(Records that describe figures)
▶
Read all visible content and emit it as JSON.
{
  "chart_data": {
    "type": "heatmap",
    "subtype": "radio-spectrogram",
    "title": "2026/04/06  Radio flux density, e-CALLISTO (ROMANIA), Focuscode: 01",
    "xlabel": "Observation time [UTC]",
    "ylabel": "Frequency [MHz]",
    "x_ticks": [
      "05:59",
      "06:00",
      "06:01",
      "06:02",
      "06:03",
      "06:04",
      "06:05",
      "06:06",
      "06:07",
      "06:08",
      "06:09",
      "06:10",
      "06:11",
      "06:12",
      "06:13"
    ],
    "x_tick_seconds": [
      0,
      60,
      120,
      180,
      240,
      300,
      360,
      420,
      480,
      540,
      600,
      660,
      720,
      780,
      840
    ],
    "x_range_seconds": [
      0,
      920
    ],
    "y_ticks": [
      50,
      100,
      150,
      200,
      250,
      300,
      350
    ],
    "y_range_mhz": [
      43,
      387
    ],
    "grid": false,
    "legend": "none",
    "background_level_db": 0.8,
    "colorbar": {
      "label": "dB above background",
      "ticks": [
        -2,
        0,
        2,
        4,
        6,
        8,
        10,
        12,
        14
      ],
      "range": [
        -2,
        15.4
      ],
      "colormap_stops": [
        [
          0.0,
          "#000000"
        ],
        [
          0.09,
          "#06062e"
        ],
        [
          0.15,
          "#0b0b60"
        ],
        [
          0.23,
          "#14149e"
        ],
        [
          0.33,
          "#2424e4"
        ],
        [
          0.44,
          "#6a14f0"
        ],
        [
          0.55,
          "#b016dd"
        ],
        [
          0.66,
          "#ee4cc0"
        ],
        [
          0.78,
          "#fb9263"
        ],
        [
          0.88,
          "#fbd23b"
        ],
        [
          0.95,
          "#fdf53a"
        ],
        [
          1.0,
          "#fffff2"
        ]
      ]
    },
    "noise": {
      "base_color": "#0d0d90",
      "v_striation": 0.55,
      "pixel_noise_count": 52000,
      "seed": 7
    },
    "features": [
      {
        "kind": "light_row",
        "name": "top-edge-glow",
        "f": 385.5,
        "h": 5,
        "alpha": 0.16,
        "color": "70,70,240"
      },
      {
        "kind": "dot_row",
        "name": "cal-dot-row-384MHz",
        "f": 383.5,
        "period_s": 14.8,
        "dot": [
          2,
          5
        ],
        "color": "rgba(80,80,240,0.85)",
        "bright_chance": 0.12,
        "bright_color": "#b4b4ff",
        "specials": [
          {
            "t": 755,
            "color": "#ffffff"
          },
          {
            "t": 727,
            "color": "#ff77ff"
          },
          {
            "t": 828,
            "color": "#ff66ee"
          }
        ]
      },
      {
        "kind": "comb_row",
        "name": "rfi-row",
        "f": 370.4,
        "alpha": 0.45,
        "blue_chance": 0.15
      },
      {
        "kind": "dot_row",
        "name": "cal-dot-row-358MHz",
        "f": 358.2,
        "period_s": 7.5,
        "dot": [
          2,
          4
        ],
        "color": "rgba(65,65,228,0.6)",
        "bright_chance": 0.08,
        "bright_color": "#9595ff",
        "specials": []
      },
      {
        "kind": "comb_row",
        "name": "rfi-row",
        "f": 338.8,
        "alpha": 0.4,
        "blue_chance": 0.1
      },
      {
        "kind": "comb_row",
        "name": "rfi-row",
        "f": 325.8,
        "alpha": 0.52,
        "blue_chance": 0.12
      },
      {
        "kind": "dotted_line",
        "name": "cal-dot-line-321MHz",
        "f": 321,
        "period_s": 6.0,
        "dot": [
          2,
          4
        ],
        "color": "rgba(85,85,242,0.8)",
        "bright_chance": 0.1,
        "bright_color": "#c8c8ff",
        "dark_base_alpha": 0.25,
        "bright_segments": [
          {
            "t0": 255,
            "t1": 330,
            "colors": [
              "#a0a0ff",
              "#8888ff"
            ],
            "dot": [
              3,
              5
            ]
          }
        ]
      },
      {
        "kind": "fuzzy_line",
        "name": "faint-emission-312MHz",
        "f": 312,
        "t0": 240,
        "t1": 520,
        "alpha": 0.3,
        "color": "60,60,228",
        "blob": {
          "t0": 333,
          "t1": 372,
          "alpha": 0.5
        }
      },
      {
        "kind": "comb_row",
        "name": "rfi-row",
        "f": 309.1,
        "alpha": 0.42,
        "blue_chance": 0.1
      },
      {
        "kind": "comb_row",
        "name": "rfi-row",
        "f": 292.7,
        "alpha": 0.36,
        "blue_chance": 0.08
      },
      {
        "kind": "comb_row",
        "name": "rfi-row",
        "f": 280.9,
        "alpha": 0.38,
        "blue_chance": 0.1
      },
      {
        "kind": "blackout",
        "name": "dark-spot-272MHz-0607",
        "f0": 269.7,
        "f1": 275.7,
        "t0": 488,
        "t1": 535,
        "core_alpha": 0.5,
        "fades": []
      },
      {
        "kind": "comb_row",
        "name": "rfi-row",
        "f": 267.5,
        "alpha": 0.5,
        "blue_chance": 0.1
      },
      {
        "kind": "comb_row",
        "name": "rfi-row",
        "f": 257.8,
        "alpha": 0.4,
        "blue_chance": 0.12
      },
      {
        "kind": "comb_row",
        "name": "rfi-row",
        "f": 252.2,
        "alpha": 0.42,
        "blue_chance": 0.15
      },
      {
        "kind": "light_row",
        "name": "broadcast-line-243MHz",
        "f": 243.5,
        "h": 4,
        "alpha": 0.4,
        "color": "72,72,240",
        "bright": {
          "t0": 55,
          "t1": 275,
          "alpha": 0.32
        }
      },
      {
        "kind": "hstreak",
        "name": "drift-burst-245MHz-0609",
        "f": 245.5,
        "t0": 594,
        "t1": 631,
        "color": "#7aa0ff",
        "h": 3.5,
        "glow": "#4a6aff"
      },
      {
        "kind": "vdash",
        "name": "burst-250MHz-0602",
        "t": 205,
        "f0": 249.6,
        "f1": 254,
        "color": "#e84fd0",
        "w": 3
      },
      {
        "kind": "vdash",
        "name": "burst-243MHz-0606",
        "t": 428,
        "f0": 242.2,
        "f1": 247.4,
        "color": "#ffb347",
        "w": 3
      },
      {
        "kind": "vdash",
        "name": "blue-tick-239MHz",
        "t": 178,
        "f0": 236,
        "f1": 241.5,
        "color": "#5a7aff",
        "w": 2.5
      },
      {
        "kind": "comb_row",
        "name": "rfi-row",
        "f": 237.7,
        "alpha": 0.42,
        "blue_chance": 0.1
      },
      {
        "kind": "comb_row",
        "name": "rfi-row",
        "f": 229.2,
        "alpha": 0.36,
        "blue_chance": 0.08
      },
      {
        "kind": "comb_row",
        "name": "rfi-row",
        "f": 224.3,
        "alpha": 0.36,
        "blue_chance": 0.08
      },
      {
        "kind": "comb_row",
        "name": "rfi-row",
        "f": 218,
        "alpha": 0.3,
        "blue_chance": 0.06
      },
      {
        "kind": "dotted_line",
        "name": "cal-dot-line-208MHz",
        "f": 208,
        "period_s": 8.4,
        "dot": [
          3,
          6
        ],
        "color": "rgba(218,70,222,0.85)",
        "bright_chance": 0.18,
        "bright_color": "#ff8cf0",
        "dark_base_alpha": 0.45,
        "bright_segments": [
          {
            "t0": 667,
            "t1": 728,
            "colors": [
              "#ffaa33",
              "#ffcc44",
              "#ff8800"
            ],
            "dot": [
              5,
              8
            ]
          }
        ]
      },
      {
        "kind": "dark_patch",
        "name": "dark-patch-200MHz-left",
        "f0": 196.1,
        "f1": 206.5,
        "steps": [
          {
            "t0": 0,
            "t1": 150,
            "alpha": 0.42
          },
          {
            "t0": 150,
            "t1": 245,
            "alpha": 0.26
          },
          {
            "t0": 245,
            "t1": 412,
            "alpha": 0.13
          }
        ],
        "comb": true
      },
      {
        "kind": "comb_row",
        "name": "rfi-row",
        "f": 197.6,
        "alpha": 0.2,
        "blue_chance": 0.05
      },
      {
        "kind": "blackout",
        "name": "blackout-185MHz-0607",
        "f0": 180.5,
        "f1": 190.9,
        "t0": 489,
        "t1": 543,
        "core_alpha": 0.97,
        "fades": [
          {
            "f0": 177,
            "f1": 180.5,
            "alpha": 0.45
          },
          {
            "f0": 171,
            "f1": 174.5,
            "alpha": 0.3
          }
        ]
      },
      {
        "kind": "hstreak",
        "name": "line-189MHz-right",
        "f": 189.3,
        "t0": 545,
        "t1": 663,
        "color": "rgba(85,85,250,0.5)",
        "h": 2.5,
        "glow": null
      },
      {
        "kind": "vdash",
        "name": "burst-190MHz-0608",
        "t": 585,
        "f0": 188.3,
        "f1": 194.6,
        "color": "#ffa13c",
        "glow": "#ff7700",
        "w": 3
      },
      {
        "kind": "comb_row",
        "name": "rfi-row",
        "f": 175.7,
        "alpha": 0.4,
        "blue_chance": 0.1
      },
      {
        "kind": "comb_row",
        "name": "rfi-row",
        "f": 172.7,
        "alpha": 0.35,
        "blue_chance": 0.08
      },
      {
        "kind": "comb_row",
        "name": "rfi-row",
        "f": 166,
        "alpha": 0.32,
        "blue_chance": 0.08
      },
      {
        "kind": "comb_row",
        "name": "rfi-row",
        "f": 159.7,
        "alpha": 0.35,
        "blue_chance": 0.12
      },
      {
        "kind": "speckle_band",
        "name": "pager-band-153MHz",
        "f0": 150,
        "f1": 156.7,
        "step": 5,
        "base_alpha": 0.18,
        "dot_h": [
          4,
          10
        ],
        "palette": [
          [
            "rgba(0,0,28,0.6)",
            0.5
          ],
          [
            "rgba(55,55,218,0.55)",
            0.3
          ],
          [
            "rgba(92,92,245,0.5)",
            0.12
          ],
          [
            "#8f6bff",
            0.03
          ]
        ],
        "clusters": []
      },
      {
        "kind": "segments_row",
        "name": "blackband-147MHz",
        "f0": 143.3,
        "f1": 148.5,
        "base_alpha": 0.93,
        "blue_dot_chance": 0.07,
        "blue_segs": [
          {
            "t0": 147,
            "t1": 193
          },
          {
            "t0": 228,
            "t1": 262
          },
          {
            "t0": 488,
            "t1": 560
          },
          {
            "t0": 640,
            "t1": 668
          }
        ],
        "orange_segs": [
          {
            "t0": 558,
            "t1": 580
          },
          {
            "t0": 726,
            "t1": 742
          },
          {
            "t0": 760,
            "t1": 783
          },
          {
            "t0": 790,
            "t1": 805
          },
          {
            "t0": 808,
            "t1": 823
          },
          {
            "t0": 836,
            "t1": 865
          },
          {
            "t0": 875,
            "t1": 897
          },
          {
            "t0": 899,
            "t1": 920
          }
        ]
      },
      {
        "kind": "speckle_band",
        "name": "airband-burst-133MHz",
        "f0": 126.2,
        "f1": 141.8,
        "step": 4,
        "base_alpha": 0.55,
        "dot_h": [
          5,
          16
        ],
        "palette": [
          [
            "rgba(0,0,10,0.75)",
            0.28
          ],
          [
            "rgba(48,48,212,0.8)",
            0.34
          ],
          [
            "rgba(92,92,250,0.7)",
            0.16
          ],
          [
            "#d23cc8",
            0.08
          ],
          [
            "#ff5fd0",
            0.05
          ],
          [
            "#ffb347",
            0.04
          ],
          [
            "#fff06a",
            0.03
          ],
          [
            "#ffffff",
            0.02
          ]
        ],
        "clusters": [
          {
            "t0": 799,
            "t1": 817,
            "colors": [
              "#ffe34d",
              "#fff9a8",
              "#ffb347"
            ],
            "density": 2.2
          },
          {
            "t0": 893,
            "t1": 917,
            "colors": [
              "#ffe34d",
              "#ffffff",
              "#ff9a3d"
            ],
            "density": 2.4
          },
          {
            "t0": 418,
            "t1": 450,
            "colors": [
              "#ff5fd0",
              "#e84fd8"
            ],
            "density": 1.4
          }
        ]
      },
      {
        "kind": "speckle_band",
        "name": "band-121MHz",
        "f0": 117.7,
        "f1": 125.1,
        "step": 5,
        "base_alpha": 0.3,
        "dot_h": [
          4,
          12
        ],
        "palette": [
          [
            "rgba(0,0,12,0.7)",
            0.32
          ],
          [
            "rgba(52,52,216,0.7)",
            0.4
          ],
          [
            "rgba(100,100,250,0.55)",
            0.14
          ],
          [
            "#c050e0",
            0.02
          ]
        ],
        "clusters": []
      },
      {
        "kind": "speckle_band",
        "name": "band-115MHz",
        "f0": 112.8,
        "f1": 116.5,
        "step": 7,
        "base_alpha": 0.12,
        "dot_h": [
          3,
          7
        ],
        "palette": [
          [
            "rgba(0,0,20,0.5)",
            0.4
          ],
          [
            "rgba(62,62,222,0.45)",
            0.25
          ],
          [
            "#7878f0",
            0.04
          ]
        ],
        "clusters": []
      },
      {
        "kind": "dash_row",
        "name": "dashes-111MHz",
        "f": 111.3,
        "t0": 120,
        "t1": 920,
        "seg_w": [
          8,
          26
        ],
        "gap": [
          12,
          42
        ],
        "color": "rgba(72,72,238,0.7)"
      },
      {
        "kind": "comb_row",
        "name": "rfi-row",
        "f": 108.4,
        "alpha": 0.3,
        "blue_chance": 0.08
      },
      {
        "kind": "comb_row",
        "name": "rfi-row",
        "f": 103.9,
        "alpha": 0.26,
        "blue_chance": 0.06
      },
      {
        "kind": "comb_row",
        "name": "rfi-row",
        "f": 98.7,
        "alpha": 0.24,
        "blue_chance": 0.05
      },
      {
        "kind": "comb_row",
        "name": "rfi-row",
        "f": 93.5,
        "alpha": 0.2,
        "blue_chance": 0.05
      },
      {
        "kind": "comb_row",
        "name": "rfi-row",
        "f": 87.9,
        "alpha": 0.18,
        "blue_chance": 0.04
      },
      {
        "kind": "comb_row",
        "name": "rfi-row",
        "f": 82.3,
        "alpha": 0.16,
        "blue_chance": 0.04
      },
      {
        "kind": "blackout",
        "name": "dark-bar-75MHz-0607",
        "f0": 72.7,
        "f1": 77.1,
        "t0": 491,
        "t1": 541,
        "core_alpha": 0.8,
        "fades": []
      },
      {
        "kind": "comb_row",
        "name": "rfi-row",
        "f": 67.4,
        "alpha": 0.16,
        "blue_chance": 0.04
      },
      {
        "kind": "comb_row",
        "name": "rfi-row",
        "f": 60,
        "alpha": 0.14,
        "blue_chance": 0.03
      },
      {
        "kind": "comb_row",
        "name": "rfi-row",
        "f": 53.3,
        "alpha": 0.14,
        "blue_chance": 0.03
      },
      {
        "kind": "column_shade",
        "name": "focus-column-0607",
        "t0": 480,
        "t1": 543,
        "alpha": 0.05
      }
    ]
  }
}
◀
# Task description:
Among the entries above, identify all lines with "glow" and copy them.

# Final result:
        "name": "top-edge-glow",
        "glow": "#4a6aff"
        "glow": null
        "glow": "#ff7700",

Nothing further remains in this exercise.